** Start **
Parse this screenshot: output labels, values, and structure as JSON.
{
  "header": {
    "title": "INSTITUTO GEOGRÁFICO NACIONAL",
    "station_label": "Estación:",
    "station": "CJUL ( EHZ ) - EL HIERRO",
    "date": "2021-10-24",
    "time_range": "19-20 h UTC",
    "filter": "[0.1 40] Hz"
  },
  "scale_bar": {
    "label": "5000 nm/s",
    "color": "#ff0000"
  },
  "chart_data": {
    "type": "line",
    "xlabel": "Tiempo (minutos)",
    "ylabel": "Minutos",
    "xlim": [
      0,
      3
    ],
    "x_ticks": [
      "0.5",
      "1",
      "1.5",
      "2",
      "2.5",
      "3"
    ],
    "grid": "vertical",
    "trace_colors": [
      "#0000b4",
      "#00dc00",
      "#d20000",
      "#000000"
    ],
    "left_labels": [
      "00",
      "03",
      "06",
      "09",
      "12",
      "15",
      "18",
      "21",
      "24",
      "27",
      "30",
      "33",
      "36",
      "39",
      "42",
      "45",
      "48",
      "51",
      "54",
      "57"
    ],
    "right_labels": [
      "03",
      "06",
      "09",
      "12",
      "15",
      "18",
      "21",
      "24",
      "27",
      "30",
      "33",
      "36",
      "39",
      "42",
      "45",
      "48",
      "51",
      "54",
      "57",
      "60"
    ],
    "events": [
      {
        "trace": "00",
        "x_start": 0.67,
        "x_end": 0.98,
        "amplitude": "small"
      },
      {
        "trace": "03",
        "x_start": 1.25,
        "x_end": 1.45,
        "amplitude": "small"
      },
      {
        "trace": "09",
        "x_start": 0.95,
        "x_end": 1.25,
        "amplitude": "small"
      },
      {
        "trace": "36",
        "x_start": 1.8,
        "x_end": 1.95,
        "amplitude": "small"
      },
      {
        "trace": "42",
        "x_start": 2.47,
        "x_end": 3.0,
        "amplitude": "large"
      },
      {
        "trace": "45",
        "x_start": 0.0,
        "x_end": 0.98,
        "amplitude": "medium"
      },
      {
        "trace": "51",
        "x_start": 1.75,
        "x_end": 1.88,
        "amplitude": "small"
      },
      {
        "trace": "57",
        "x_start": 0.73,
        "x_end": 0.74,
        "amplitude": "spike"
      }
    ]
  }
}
** End **
Repeat every record, exactly as written.

Parse this screenshot: output labels, values, and structure as JSON.
{
  "header": {
    "title": "INSTITUTO GEOGRÁFICO NACIONAL",
    "station_label": "Estación:",
    "station": "CJUL ( EHZ ) - EL HIERRO",
    "date": "2021-10-24",
    "time_range": "19-20 h UTC",
    "filter": "[0.1 40] Hz"
  },
  "scale_bar": {
    "label": "5000 nm/s",
    "color": "#ff0000"
  },
  "chart_data": {
    "type": "line",
    "xlabel": "Tiempo (minutos)",
    "ylabel": "Minutos",
    "xlim": [
      0,
      3
    ],
    "x_ticks": [
      "0.5",
      "1",
      "1.5",
      "2",
      "2.5",
      "3"
    ],
    "grid": "vertical",
    "trace_colors": [
      "#0000b4",
      "#00dc00",
      "#d20000",
      "#000000"
    ],
    "left_labels": [
      "00",
      "03",
      "06",
      "09",
      "12",
      "15",
      "18",
      "21",
      "24",
      "27",
      "30",
      "33",
      "36",
      "39",
      "42",
      "45",
      "48",
      "51",
      "54",
      "57"
    ],
    "right_labels": [
      "03",
      "06",
      "09",
      "12",
      "15",
      "18",
      "21",
      "24",
      "27",
      "30",
      "33",
      "36",
      "39",
      "42",
      "45",
      "48",
      "51",
      "54",
      "57",
      "60"
    ],
    "events": [
      {
        "trace": "00",
        "x_start": 0.67,
        "x_end": 0.98,
        "amplitude": "small"
      },
      {
        "trace": "03",
        "x_start": 1.25,
        "x_end": 1.45,
        "amplitude": "small"
      },
      {
        "trace": "09",
        "x_start": 0.95,
        "x_end": 1.25,
        "amplitude": "small"
      },
      {
        "trace": "36",
        "x_start": 1.8,
        "x_end": 1.95,
        "amplitude": "small"
      },
      {
        "trace": "42",
        "x_start": 2.47,
        "x_end": 3.0,
        "amplitude": "large"
      },
      {
        "trace": "45",
        "x_start": 0.0,
        "x_end": 0.98,
        "amplitude": "medium"
      },
      {
        "trace": "51",
        "x_start": 1.75,
        "x_end": 1.88,
        "amplitude": "small"
      },
      {
        "trace": "57",
        "x_start": 0.73,
        "x_end": 0.74,
        "amplitude": "spike"
      }
    ]
  }
}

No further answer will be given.